» Short problem: Write out all of the entries that follow, word for word, but skip the pictures.
---------- Records for this task ----------
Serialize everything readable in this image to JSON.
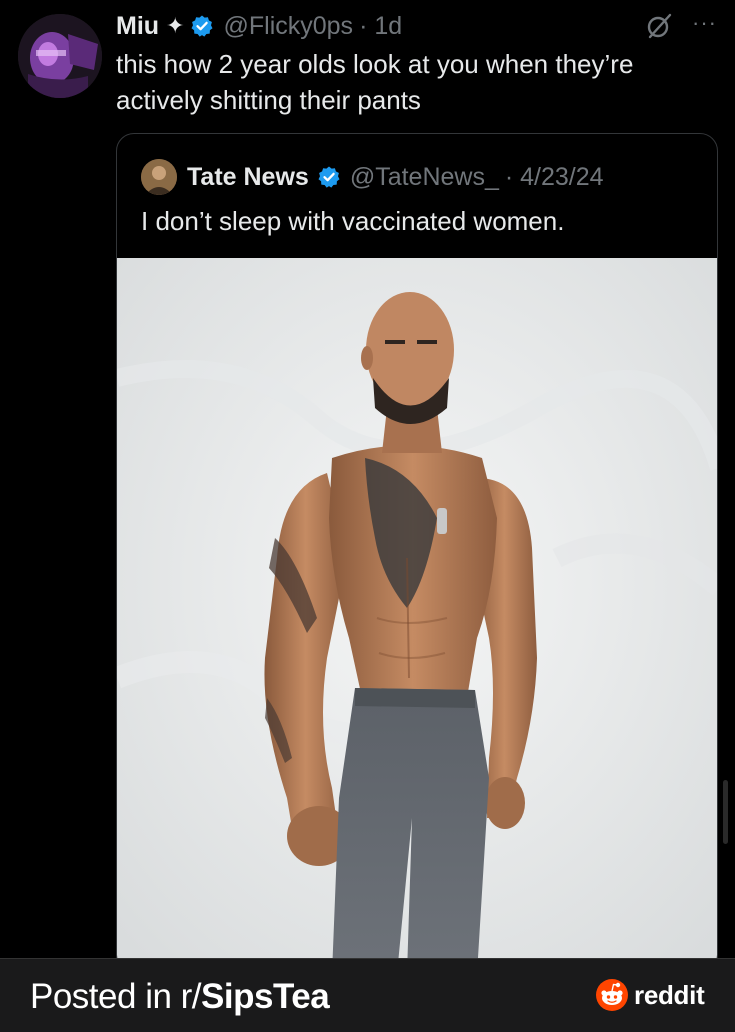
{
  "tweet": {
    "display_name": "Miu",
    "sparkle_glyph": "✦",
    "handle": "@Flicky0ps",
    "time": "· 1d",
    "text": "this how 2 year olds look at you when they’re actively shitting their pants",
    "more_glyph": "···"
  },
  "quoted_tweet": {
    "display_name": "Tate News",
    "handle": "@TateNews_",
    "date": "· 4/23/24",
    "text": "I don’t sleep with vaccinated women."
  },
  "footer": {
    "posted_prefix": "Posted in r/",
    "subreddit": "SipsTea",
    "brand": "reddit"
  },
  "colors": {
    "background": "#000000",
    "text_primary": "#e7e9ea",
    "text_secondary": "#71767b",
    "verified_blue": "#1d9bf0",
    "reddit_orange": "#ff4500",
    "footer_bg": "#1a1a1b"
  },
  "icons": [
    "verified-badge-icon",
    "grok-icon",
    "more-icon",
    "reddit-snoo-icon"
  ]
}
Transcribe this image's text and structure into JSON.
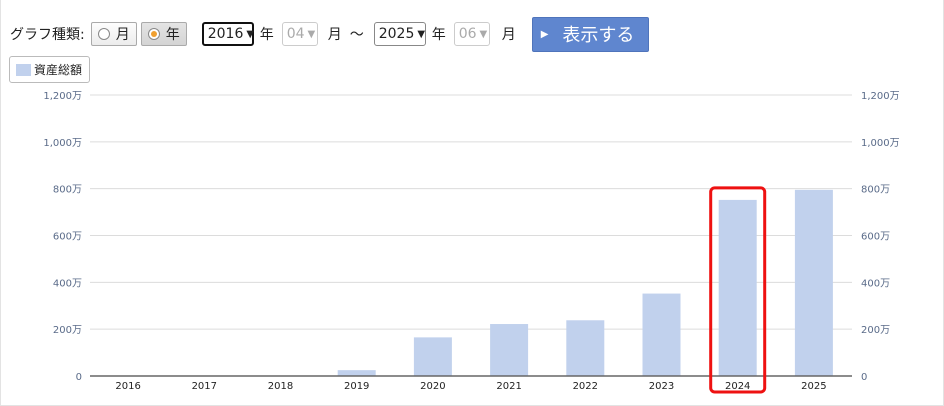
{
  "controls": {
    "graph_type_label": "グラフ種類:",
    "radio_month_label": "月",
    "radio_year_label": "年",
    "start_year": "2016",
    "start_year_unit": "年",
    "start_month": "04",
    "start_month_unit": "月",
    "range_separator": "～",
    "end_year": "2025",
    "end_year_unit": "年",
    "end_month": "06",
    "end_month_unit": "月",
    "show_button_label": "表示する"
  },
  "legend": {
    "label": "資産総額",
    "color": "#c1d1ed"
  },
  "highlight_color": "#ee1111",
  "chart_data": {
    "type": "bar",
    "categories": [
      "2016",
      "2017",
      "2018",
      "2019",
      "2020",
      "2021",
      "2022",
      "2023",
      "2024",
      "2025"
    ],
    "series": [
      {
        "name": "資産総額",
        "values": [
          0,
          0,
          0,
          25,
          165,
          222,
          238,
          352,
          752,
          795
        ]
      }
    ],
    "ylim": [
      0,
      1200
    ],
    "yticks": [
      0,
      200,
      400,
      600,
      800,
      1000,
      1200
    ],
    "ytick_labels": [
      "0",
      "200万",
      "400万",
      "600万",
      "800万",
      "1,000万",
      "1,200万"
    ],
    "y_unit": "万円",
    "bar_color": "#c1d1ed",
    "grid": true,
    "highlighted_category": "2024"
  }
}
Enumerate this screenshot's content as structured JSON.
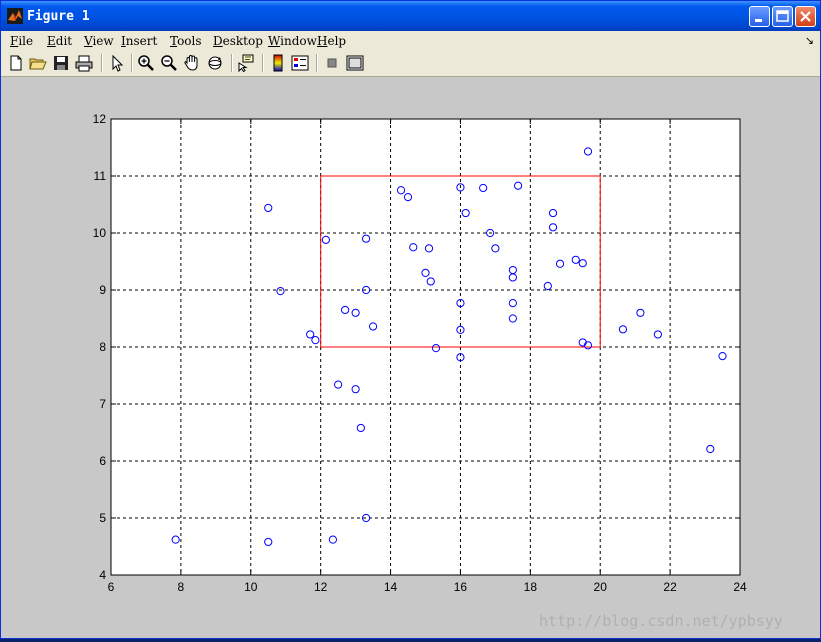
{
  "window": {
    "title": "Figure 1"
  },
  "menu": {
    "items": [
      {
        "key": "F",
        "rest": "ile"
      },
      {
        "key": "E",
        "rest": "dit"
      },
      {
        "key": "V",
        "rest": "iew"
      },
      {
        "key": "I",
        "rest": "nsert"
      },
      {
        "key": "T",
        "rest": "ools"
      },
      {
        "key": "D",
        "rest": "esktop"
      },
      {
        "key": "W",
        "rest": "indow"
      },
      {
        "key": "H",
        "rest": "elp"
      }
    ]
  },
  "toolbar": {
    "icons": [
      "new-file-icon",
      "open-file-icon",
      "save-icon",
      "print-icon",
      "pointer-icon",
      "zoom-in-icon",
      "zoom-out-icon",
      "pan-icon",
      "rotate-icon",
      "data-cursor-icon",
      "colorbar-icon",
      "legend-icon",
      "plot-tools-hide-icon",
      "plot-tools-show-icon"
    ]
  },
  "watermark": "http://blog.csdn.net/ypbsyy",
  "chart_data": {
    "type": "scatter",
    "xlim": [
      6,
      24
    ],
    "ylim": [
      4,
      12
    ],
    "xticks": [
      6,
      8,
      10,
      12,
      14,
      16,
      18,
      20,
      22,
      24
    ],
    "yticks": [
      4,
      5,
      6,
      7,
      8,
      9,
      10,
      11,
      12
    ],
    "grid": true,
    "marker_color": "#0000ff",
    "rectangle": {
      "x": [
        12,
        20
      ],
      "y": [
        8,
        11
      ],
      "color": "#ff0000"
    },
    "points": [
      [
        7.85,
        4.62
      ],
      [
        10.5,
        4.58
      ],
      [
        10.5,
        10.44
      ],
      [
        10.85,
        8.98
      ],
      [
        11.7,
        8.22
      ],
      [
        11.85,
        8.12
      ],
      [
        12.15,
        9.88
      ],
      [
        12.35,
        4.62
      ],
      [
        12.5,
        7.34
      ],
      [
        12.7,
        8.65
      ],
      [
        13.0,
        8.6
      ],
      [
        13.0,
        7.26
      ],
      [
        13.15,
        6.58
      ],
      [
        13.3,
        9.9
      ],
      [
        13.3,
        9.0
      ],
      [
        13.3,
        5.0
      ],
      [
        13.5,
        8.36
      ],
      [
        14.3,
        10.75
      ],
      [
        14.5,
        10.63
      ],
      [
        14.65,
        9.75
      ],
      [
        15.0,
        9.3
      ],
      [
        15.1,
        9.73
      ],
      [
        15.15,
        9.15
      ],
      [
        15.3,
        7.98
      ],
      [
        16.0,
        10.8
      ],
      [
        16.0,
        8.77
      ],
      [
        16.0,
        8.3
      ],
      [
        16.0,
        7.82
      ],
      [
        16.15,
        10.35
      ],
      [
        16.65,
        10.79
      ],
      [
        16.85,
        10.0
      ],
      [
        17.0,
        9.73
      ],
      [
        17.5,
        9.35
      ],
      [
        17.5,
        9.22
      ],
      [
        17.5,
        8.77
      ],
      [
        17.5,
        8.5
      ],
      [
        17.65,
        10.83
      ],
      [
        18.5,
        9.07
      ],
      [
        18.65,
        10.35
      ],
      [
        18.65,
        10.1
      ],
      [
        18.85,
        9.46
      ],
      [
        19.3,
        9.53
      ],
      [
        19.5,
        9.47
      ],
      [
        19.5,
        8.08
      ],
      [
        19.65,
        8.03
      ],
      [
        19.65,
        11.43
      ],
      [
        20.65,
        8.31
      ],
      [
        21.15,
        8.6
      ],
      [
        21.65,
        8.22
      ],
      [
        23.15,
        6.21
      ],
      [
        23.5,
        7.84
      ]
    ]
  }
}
----------
» Exercise answer:
Serialize everything readable in this image to JSON.
{
  "tweet": {
    "display_name": "Miu",
    "sparkle_glyph": "✦",
    "handle": "@Flicky0ps",
    "time": "· 1d",
    "text": "this how 2 year olds look at you when they’re actively shitting their pants",
    "more_glyph": "···"
  },
  "quoted_tweet": {
    "display_name": "Tate News",
    "handle": "@TateNews_",
    "date": "· 4/23/24",
    "text": "I don’t sleep with vaccinated women."
  },
  "footer": {
    "posted_prefix": "Posted in r/",
    "subreddit": "SipsTea",
    "brand": "reddit"
  },
  "colors": {
    "background": "#000000",
    "text_primary": "#e7e9ea",
    "text_secondary": "#71767b",
    "verified_blue": "#1d9bf0",
    "reddit_orange": "#ff4500",
    "footer_bg": "#1a1a1b"
  },
  "icons": [
    "verified-badge-icon",
    "grok-icon",
    "more-icon",
    "reddit-snoo-icon"
  ]
}
Transcribe this image's text and structure into JSON.
{
  "controls": {
    "graph_type_label": "グラフ種類:",
    "radio_month_label": "月",
    "radio_year_label": "年",
    "start_year": "2016",
    "start_year_unit": "年",
    "start_month": "04",
    "start_month_unit": "月",
    "range_separator": "～",
    "end_year": "2025",
    "end_year_unit": "年",
    "end_month": "06",
    "end_month_unit": "月",
    "show_button_label": "表示する"
  },
  "legend": {
    "label": "資産総額",
    "color": "#c1d1ed"
  },
  "highlight_color": "#ee1111",
  "chart_data": {
    "type": "bar",
    "categories": [
      "2016",
      "2017",
      "2018",
      "2019",
      "2020",
      "2021",
      "2022",
      "2023",
      "2024",
      "2025"
    ],
    "series": [
      {
        "name": "資産総額",
        "values": [
          0,
          0,
          0,
          25,
          165,
          222,
          238,
          352,
          752,
          795
        ]
      }
    ],
    "ylim": [
      0,
      1200
    ],
    "yticks": [
      0,
      200,
      400,
      600,
      800,
      1000,
      1200
    ],
    "ytick_labels": [
      "0",
      "200万",
      "400万",
      "600万",
      "800万",
      "1,000万",
      "1,200万"
    ],
    "y_unit": "万円",
    "bar_color": "#c1d1ed",
    "grid": true,
    "highlighted_category": "2024"
  }
}
Enumerate this screenshot's content as structured JSON.
{
  "window": {
    "title": "Figure 1"
  },
  "menu": {
    "items": [
      {
        "key": "F",
        "rest": "ile"
      },
      {
        "key": "E",
        "rest": "dit"
      },
      {
        "key": "V",
        "rest": "iew"
      },
      {
        "key": "I",
        "rest": "nsert"
      },
      {
        "key": "T",
        "rest": "ools"
      },
      {
        "key": "D",
        "rest": "esktop"
      },
      {
        "key": "W",
        "rest": "indow"
      },
      {
        "key": "H",
        "rest": "elp"
      }
    ]
  },
  "toolbar": {
    "icons": [
      "new-file-icon",
      "open-file-icon",
      "save-icon",
      "print-icon",
      "pointer-icon",
      "zoom-in-icon",
      "zoom-out-icon",
      "pan-icon",
      "rotate-icon",
      "data-cursor-icon",
      "colorbar-icon",
      "legend-icon",
      "plot-tools-hide-icon",
      "plot-tools-show-icon"
    ]
  },
  "watermark": "http://blog.csdn.net/ypbsyy",
  "chart_data": {
    "type": "scatter",
    "xlim": [
      6,
      24
    ],
    "ylim": [
      4,
      12
    ],
    "xticks": [
      6,
      8,
      10,
      12,
      14,
      16,
      18,
      20,
      22,
      24
    ],
    "yticks": [
      4,
      5,
      6,
      7,
      8,
      9,
      10,
      11,
      12
    ],
    "grid": true,
    "marker_color": "#0000ff",
    "rectangle": {
      "x": [
        12,
        20
      ],
      "y": [
        8,
        11
      ],
      "color": "#ff0000"
    },
    "points": [
      [
        7.85,
        4.62
      ],
      [
        10.5,
        4.58
      ],
      [
        10.5,
        10.44
      ],
      [
        10.85,
        8.98
      ],
      [
        11.7,
        8.22
      ],
      [
        11.85,
        8.12
      ],
      [
        12.15,
        9.88
      ],
      [
        12.35,
        4.62
      ],
      [
        12.5,
        7.34
      ],
      [
        12.7,
        8.65
      ],
      [
        13.0,
        8.6
      ],
      [
        13.0,
        7.26
      ],
      [
        13.15,
        6.58
      ],
      [
        13.3,
        9.9
      ],
      [
        13.3,
        9.0
      ],
      [
        13.3,
        5.0
      ],
      [
        13.5,
        8.36
      ],
      [
        14.3,
        10.75
      ],
      [
        14.5,
        10.63
      ],
      [
        14.65,
        9.75
      ],
      [
        15.0,
        9.3
      ],
      [
        15.1,
        9.73
      ],
      [
        15.15,
        9.15
      ],
      [
        15.3,
        7.98
      ],
      [
        16.0,
        10.8
      ],
      [
        16.0,
        8.77
      ],
      [
        16.0,
        8.3
      ],
      [
        16.0,
        7.82
      ],
      [
        16.15,
        10.35
      ],
      [
        16.65,
        10.79
      ],
      [
        16.85,
        10.0
      ],
      [
        17.0,
        9.73
      ],
      [
        17.5,
        9.35
      ],
      [
        17.5,
        9.22
      ],
      [
        17.5,
        8.77
      ],
      [
        17.5,
        8.5
      ],
      [
        17.65,
        10.83
      ],
      [
        18.5,
        9.07
      ],
      [
        18.65,
        10.35
      ],
      [
        18.65,
        10.1
      ],
      [
        18.85,
        9.46
      ],
      [
        19.3,
        9.53
      ],
      [
        19.5,
        9.47
      ],
      [
        19.5,
        8.08
      ],
      [
        19.65,
        8.03
      ],
      [
        19.65,
        11.43
      ],
      [
        20.65,
        8.31
      ],
      [
        21.15,
        8.6
      ],
      [
        21.65,
        8.22
      ],
      [
        23.15,
        6.21
      ],
      [
        23.5,
        7.84
      ]
    ]
  }
}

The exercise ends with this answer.